## Saved data entries
↓↓↓

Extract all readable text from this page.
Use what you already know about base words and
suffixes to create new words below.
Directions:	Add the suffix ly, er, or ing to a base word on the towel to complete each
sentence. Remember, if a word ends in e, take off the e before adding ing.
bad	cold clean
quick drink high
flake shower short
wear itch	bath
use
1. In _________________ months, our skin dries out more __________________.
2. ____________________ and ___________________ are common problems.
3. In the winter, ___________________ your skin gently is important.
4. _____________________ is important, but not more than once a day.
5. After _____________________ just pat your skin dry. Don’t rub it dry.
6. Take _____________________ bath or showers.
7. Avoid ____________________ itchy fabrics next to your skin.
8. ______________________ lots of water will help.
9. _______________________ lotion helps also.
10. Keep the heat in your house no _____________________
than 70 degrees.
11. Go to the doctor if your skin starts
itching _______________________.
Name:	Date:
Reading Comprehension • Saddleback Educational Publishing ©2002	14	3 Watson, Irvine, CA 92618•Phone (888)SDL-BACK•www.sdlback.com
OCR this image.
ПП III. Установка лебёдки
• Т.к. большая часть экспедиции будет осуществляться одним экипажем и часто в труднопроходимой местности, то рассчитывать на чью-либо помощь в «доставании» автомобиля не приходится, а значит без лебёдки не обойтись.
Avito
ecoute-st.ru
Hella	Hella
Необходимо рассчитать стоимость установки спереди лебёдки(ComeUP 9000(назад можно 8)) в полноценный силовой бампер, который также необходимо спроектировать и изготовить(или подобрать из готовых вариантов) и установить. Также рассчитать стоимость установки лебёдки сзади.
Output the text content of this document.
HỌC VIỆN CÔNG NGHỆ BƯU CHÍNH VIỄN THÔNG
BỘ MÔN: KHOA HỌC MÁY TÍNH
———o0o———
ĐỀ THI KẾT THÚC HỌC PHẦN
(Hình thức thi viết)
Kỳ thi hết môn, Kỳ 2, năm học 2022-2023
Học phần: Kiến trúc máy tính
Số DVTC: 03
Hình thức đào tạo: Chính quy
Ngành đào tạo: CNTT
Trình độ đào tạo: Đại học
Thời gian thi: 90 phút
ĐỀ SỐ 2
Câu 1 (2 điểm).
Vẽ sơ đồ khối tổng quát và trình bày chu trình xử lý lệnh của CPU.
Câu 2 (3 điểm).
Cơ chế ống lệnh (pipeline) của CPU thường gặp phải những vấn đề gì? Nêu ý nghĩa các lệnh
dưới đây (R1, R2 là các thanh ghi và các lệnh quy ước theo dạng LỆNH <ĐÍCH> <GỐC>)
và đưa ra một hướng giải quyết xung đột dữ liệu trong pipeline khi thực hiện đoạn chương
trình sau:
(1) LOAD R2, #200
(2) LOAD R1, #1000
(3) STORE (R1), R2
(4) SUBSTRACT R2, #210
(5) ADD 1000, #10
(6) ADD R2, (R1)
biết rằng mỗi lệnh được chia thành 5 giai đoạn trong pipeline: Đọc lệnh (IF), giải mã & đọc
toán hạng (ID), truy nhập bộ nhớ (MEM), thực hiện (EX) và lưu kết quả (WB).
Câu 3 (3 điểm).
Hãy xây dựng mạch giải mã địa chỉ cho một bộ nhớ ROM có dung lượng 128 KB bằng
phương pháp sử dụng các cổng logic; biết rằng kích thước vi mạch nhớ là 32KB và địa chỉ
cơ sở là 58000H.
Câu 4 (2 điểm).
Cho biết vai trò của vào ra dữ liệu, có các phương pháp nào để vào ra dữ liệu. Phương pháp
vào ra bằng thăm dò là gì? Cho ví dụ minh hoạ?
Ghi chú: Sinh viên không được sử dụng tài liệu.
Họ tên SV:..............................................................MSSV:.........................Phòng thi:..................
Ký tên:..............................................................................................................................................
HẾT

↑↑↑

## The exercise
Within the entries above, how many lines contain "important"? Respond with the number only.

## Answer to the task
2